Will you output all of the data below exactly, omitting the images?

:: Data supplied ::

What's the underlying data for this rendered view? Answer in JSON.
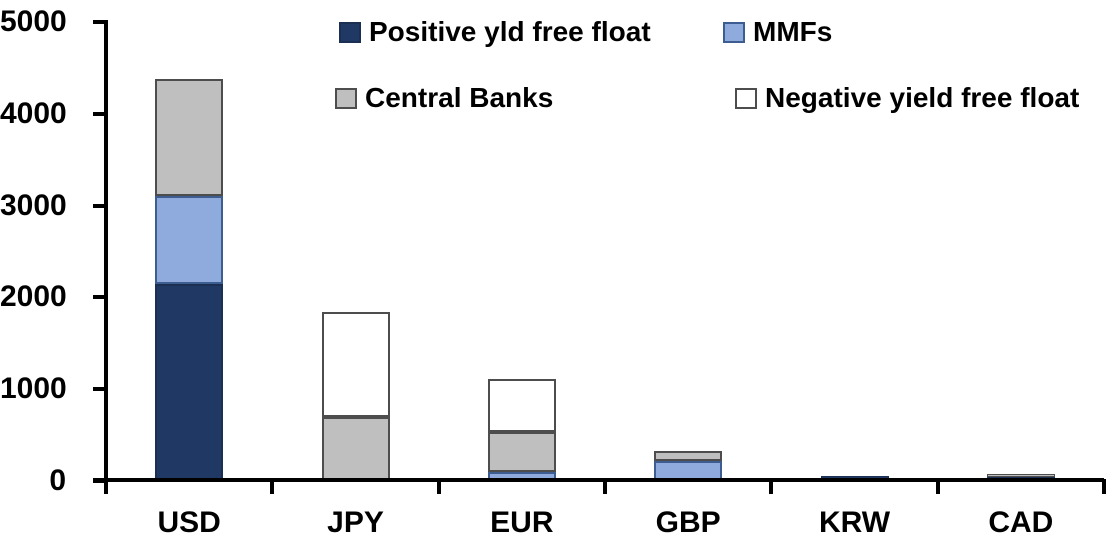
{
  "chart_data": {
    "type": "bar",
    "stacked": true,
    "title": "",
    "categories": [
      "USD",
      "JPY",
      "EUR",
      "GBP",
      "KRW",
      "CAD"
    ],
    "series": [
      {
        "name": "Positive yld free float",
        "fill": "#1F3864",
        "border": "#1B2F52",
        "values": [
          2150,
          0,
          0,
          0,
          50,
          40
        ]
      },
      {
        "name": "MMFs",
        "fill": "#8FAADC",
        "border": "#3D5C8F",
        "values": [
          950,
          0,
          100,
          220,
          0,
          0
        ]
      },
      {
        "name": "Central Banks",
        "fill": "#BFBFBF",
        "border": "#4D4D4D",
        "values": [
          1280,
          700,
          430,
          110,
          0,
          40
        ]
      },
      {
        "name": "Negative yield free float",
        "fill": "#FFFFFF",
        "border": "#4D4D4D",
        "values": [
          0,
          1140,
          580,
          0,
          0,
          0
        ]
      }
    ],
    "ylim": [
      0,
      5000
    ],
    "yticks": [
      0,
      1000,
      2000,
      3000,
      4000,
      5000
    ],
    "grid": false,
    "legend_position": "top",
    "axis_color": "#000000",
    "text_color": "#000000",
    "background_color": "#FFFFFF"
  }
}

:::

— Exercise solution —
What's the underlying data for this rendered view? Answer in JSON.
{
  "chart_data": {
    "type": "bar",
    "stacked": true,
    "title": "",
    "categories": [
      "USD",
      "JPY",
      "EUR",
      "GBP",
      "KRW",
      "CAD"
    ],
    "series": [
      {
        "name": "Positive yld free float",
        "fill": "#1F3864",
        "border": "#1B2F52",
        "values": [
          2150,
          0,
          0,
          0,
          50,
          40
        ]
      },
      {
        "name": "MMFs",
        "fill": "#8FAADC",
        "border": "#3D5C8F",
        "values": [
          950,
          0,
          100,
          220,
          0,
          0
        ]
      },
      {
        "name": "Central Banks",
        "fill": "#BFBFBF",
        "border": "#4D4D4D",
        "values": [
          1280,
          700,
          430,
          110,
          0,
          40
        ]
      },
      {
        "name": "Negative yield free float",
        "fill": "#FFFFFF",
        "border": "#4D4D4D",
        "values": [
          0,
          1140,
          580,
          0,
          0,
          0
        ]
      }
    ],
    "ylim": [
      0,
      5000
    ],
    "yticks": [
      0,
      1000,
      2000,
      3000,
      4000,
      5000
    ],
    "grid": false,
    "legend_position": "top",
    "axis_color": "#000000",
    "text_color": "#000000",
    "background_color": "#FFFFFF"
  }
}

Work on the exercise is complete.